=== Section Start ===

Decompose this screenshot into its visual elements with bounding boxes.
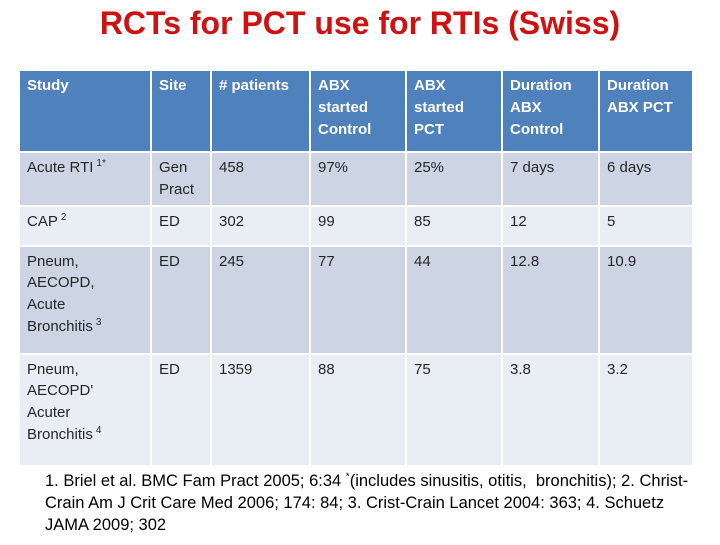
footnote-asterisk: *: [345, 471, 350, 483]
patients-cell: 245: [212, 246, 309, 353]
table-row: Pneum, AECOPD, Acute Bronchitis 3 ED 245 …: [20, 246, 692, 353]
study-name: CAP: [27, 212, 58, 230]
col-header-site: Site: [152, 71, 210, 151]
abx-started-pct-cell: 44: [407, 246, 501, 353]
page-title: RCTs for PCT use for RTIs (Swiss): [99, 5, 621, 41]
abx-started-control-cell: 99: [311, 206, 405, 245]
duration-abx-control-cell: 7 days: [503, 153, 598, 205]
col-header-patients: # patients: [212, 71, 309, 151]
study-cell: Pneum, AECOPD' Acuter Bronchitis 4: [20, 354, 150, 465]
patients-cell: 1359: [212, 354, 309, 465]
study-name: Pneum, AECOPD' Acuter Bronchitis: [27, 360, 94, 443]
footnote-text-pre: 1. Briel et al. BMC Fam Pract 2005; 6:34: [45, 472, 346, 490]
patients-cell: 458: [212, 153, 309, 205]
patients-cell: 302: [212, 206, 309, 245]
table-header-row: Study Site # patients ABX started Contro…: [20, 71, 692, 151]
study-cell: CAP 2: [20, 206, 150, 245]
study-superscript: 4: [95, 424, 102, 436]
abx-started-pct-cell: 75: [407, 354, 501, 465]
abx-started-control-cell: 88: [311, 354, 405, 465]
table-row: CAP 2 ED 302 99 85 12 5: [20, 206, 692, 245]
abx-started-control-cell: 97%: [311, 153, 405, 205]
study-superscript: 3: [95, 316, 102, 328]
footnote-text-post: (includes sinusitis, otitis, bronchitis)…: [45, 472, 689, 534]
study-name: Acute RTI: [27, 159, 94, 176]
col-header-abx-started-control: ABX started Control: [311, 71, 405, 151]
duration-abx-control-cell: 3.8: [503, 354, 598, 465]
study-cell: Acute RTI 1*: [20, 153, 150, 205]
duration-abx-control-cell: 12: [503, 206, 598, 245]
abx-started-control-cell: 77: [311, 246, 405, 353]
duration-abx-pct-cell: 5: [600, 206, 692, 245]
duration-abx-pct-cell: 3.2: [600, 354, 692, 465]
rct-table: Study Site # patients ABX started Contro…: [18, 69, 694, 467]
study-superscript: 1*: [96, 158, 106, 169]
table-row: Acute RTI 1* Gen Pract 458 97% 25% 7 days…: [20, 153, 692, 205]
abx-started-pct-cell: 85: [407, 206, 501, 245]
study-name: Pneum, AECOPD, Acute Bronchitis: [27, 252, 95, 335]
duration-abx-pct-cell: 10.9: [600, 246, 692, 353]
study-superscript: 2: [60, 211, 67, 223]
site-cell: ED: [152, 354, 210, 465]
duration-abx-pct-cell: 6 days: [600, 153, 692, 205]
col-header-study: Study: [20, 71, 150, 151]
col-header-abx-started-pct: ABX started PCT: [407, 71, 501, 151]
study-cell: Pneum, AECOPD, Acute Bronchitis 3: [20, 246, 150, 353]
col-header-duration-abx-control: Duration ABX Control: [503, 71, 598, 151]
site-cell: ED: [152, 206, 210, 245]
references-footnote: 1. Briel et al. BMC Fam Pract 2005; 6:34…: [45, 471, 710, 536]
abx-started-pct-cell: 25%: [407, 153, 501, 205]
site-cell: Gen Pract: [152, 153, 210, 205]
duration-abx-control-cell: 12.8: [503, 246, 598, 353]
table-row: Pneum, AECOPD' Acuter Bronchitis 4 ED 135…: [20, 354, 692, 465]
site-cell: ED: [152, 246, 210, 353]
col-header-duration-abx-pct: Duration ABX PCT: [600, 71, 692, 151]
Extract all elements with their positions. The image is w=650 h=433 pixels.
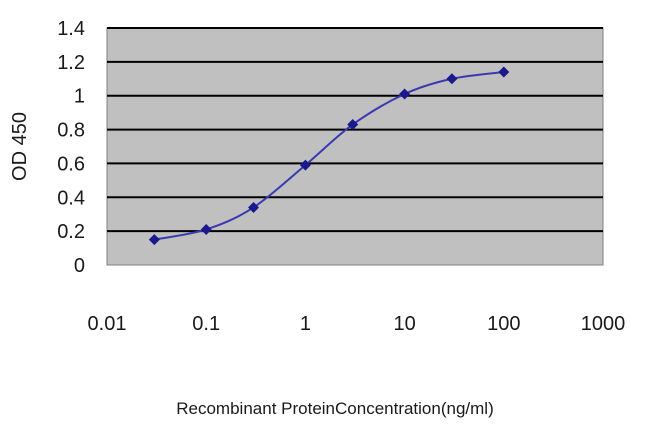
- x-tick-label: 1: [300, 313, 311, 335]
- y-tick-labels: 0 0.2 0.4 0.6 0.8 1 1.2 1.4: [57, 18, 85, 277]
- y-axis-label: OD 450: [9, 112, 31, 181]
- x-tick-label: 0.01: [88, 313, 127, 335]
- data-point: [299, 159, 311, 171]
- data-point: [446, 73, 458, 85]
- y-tick-label: 0.6: [57, 153, 85, 175]
- y-tick-label: 0.4: [57, 187, 85, 209]
- x-tick-label: 100: [487, 313, 520, 335]
- data-point: [399, 88, 411, 100]
- data-point: [347, 118, 359, 130]
- data-point: [248, 201, 260, 213]
- x-axis-label: Recombinant ProteinConcentration(ng/ml): [176, 399, 494, 418]
- x-tick-labels: 0.01 0.1 1 10 100 1000: [88, 313, 626, 335]
- x-tick-label: 1000: [581, 313, 626, 335]
- y-tick-label: 1.2: [57, 52, 85, 74]
- series-line: [154, 71, 504, 241]
- data-point: [148, 234, 160, 246]
- y-tick-label: 0: [74, 255, 85, 277]
- data-point: [200, 223, 212, 235]
- y-tick-label: 1: [74, 86, 85, 108]
- y-tick-label: 1.4: [57, 18, 85, 40]
- plot-area: [106, 27, 604, 266]
- grid-lines: [107, 27, 603, 233]
- y-tick-label: 0.2: [57, 221, 85, 243]
- x-tick-label: 0.1: [192, 313, 220, 335]
- x-tick-label: 10: [393, 313, 415, 335]
- data-point: [498, 66, 510, 78]
- data-points: [148, 66, 510, 246]
- y-tick-label: 0.8: [57, 120, 85, 142]
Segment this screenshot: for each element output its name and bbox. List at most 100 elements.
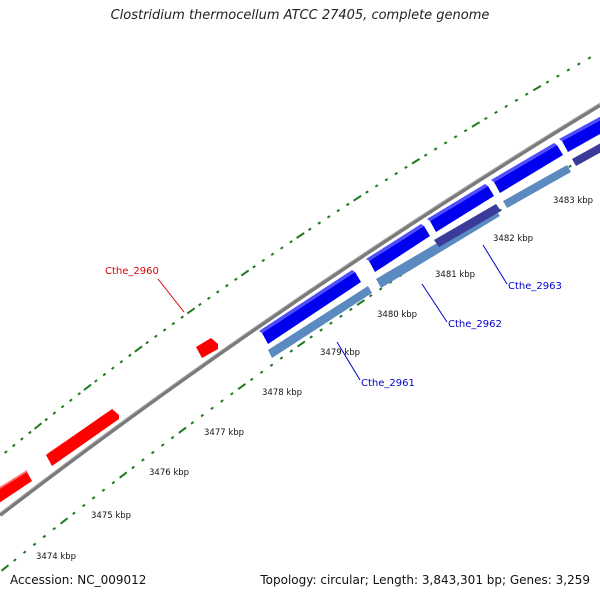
minor-tick [22,550,27,554]
gene-reverse[interactable] [46,409,119,466]
minor-tick [252,265,256,269]
major-tick [240,269,250,277]
gene-label-cthe-2963[interactable]: Cthe_2963 [508,281,562,292]
scale-label: 3475 kbp [91,511,131,521]
minor-tick [423,153,428,157]
gene-reverse[interactable] [0,472,32,505]
minor-tick [52,527,56,531]
minor-tick [32,542,37,547]
minor-tick [494,110,498,115]
gene-forward-cthe-2962[interactable] [369,226,430,272]
minor-tick [215,290,220,294]
gene-label-cthe-2960[interactable]: Cthe_2960 [105,266,159,277]
scale-label: 3480 kbp [377,310,417,320]
minor-tick [524,92,529,96]
leader-cthe-2963 [482,244,508,285]
major-tick [532,85,542,92]
gene-label-cthe-2962[interactable]: Cthe_2962 [448,319,502,330]
major-tick [0,564,10,572]
minor-tick [453,135,458,139]
scale-label: 3478 kbp [262,388,302,398]
gene-forward-cthe-2961[interactable] [262,272,361,344]
minor-tick [198,302,202,307]
minor-tick [160,443,165,447]
minor-tick [141,458,145,462]
minor-tick [94,379,98,383]
minor-tick [207,296,211,300]
major-tick [353,194,362,202]
gene-forward[interactable] [562,115,600,152]
minor-tick [345,202,350,207]
minor-tick [319,328,323,332]
minor-tick [336,208,341,213]
gene-forward-cthe-2962-top[interactable] [366,224,424,261]
scale-label: 3481 kbp [435,270,475,280]
minor-tick [463,129,468,133]
reverse-genes [0,337,218,505]
minor-tick [101,488,106,492]
minor-tick [13,558,17,562]
minor-tick [339,314,343,318]
minor-tick [394,171,398,176]
scale-label: 3482 kbp [493,234,533,244]
minor-tick [131,465,135,470]
gene-forward-cthe-2961-shade[interactable] [268,286,372,358]
minor-tick [269,363,274,367]
minor-tick [329,321,333,325]
scale-label: 3476 kbp [149,468,189,478]
genome-backbone-highlight [0,102,600,514]
leader-cthe-2961 [336,341,361,381]
minor-tick [270,252,275,256]
minor-tick [289,349,294,353]
minor-tick [77,392,81,396]
minor-tick [368,294,373,298]
gene-forward-top[interactable] [491,143,557,182]
minor-tick [365,190,369,194]
minor-tick [170,435,175,440]
minor-tick [259,370,264,374]
gene-forward-cthe-2961-top[interactable] [259,270,355,333]
gene-label-cthe-2961[interactable]: Cthe_2961 [361,378,415,389]
gene-forward-cthe-2963[interactable] [430,186,494,232]
minor-tick [249,377,254,382]
gene-forward-shade[interactable] [572,138,600,166]
accession-text: Accession: NC_009012 [10,573,147,587]
minor-tick [190,421,195,425]
gene-forward-cthe-2963-shade[interactable] [434,204,501,247]
major-tick [411,158,421,165]
gene-forward-top[interactable] [559,113,600,141]
gene-reverse[interactable] [0,470,27,495]
minor-tick [309,335,313,339]
minor-tick [81,503,86,508]
major-tick [134,345,143,353]
gene-reverse-cthe-2960[interactable] [196,338,218,358]
gene-reverse-cthe-2960-top[interactable] [196,337,213,347]
minor-tick [4,450,8,454]
major-tick [471,121,481,128]
minor-tick [545,80,550,84]
major-tick [296,232,305,239]
leader-cthe-2960 [157,278,185,313]
minor-tick [404,165,408,170]
minor-tick [307,227,312,231]
minor-tick [102,372,107,377]
forward-genes [259,113,600,358]
minor-tick [119,360,124,364]
gene-forward[interactable] [494,145,563,193]
minor-tick [42,534,47,539]
minor-tick [556,74,560,78]
minor-tick [210,406,214,410]
minor-tick [433,147,438,151]
minor-tick [514,98,519,102]
minor-tick [128,353,132,358]
major-tick [237,383,247,391]
major-tick [59,517,69,525]
scale-label: 3479 kbp [320,348,360,358]
scale-label: 3483 kbp [553,196,593,206]
minor-tick [289,240,293,244]
major-tick [296,340,306,348]
gene-forward-cthe-2963-top[interactable] [427,184,488,221]
minor-tick [568,164,572,168]
outer-tick-track [4,56,592,454]
gene-forward-shade[interactable] [503,165,571,208]
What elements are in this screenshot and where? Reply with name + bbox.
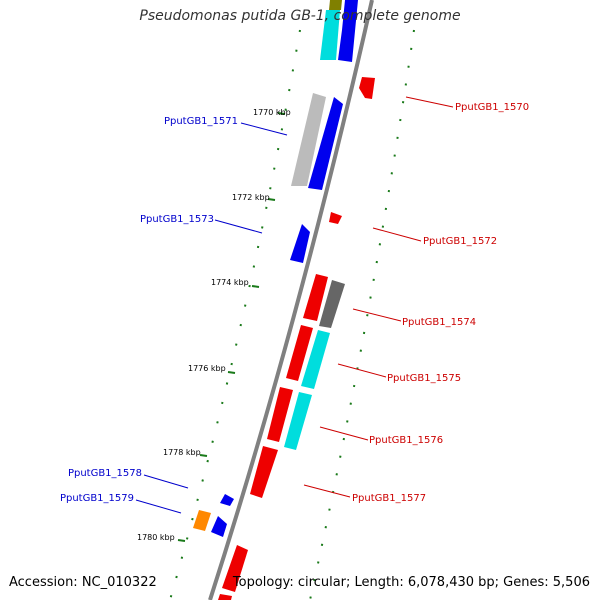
scale-tick-1770: [277, 112, 286, 115]
gene-label-pputgb1-1574[interactable]: PputGB1_1574: [402, 317, 476, 328]
feature-pputgb1-1574-red[interactable]: [303, 274, 328, 321]
feature-pputgb1-1571[interactable]: [308, 97, 343, 190]
feature-blue-1579b[interactable]: [211, 516, 227, 537]
feature-pputgb1-1576[interactable]: [284, 392, 312, 450]
scale-label-1778: 1778 kbp: [163, 448, 201, 457]
feature-pputgb1-1578[interactable]: [220, 494, 234, 506]
scale-tick-1772: [267, 198, 276, 201]
feature-pputgb1-1570[interactable]: [359, 77, 375, 99]
gene-label-pputgb1-1571[interactable]: PputGB1_1571: [164, 116, 238, 127]
feature-pputgb1-1573[interactable]: [290, 224, 310, 263]
feature-top-blue[interactable]: [338, 0, 358, 62]
scale-tick-1780: [177, 539, 186, 542]
feature-pputgb1-1572[interactable]: [329, 212, 342, 224]
feature-bottom-red[interactable]: [222, 545, 248, 592]
feature-pputgb1-1574[interactable]: [319, 280, 345, 328]
gene-label-pputgb1-1576[interactable]: PputGB1_1576: [369, 435, 443, 446]
gene-label-pputgb1-1575[interactable]: PputGB1_1575: [387, 373, 461, 384]
genome-backbone: [208, 0, 374, 600]
feature-pputgb1-1577[interactable]: [250, 446, 278, 498]
gene-label-pputgb1-1579[interactable]: PputGB1_1579: [60, 493, 134, 504]
leader-lines: [135, 96, 454, 514]
map-title: Pseudomonas putida GB-1, complete genome: [139, 8, 461, 24]
gene-label-pputgb1-1572[interactable]: PputGB1_1572: [423, 236, 497, 247]
scale-ticks: [177, 112, 286, 542]
scale-tick-1778: [199, 454, 208, 457]
gene-label-pputgb1-1570[interactable]: PputGB1_1570: [455, 102, 529, 113]
feature-red-1576a[interactable]: [267, 387, 293, 442]
scale-label-1772: 1772 kbp: [232, 193, 270, 202]
feature-bottom-red-2[interactable]: [218, 594, 232, 600]
gene-label-pputgb1-1578[interactable]: PputGB1_1578: [68, 468, 142, 479]
feature-top-olive[interactable]: [329, 0, 342, 10]
scale-label-1776: 1776 kbp: [188, 364, 226, 373]
accession-text: Accession: NC_010322: [9, 575, 157, 590]
scale-label-1780: 1780 kbp: [137, 533, 175, 542]
gene-label-pputgb1-1577[interactable]: PputGB1_1577: [352, 493, 426, 504]
scale-label-1774: 1774 kbp: [211, 278, 249, 287]
genome-summary-text: Topology: circular; Length: 6,078,430 bp…: [232, 575, 590, 590]
gene-label-pputgb1-1573[interactable]: PputGB1_1573: [140, 214, 214, 225]
feature-gray-large[interactable]: [291, 93, 326, 186]
feature-top-cyan[interactable]: [320, 10, 340, 60]
scale-tick-1774: [251, 285, 260, 288]
scale-label-1770: 1770 kbp: [253, 108, 291, 117]
scale-tick-1776: [227, 371, 236, 374]
feature-pputgb1-1579[interactable]: [193, 510, 211, 531]
feature-red-1575a[interactable]: [286, 325, 313, 381]
feature-pputgb1-1575[interactable]: [301, 330, 330, 389]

=== Section End ===

● PROBLEM DESCRIPTION: From the listing above, pick out every line containing "accession".

● OUTPUT FOR THIS TASK:
accession-text: Accession: NC_009012 [10,573,147,587]
accession-text: Accession: NC_010322: [9, 575, 157, 590]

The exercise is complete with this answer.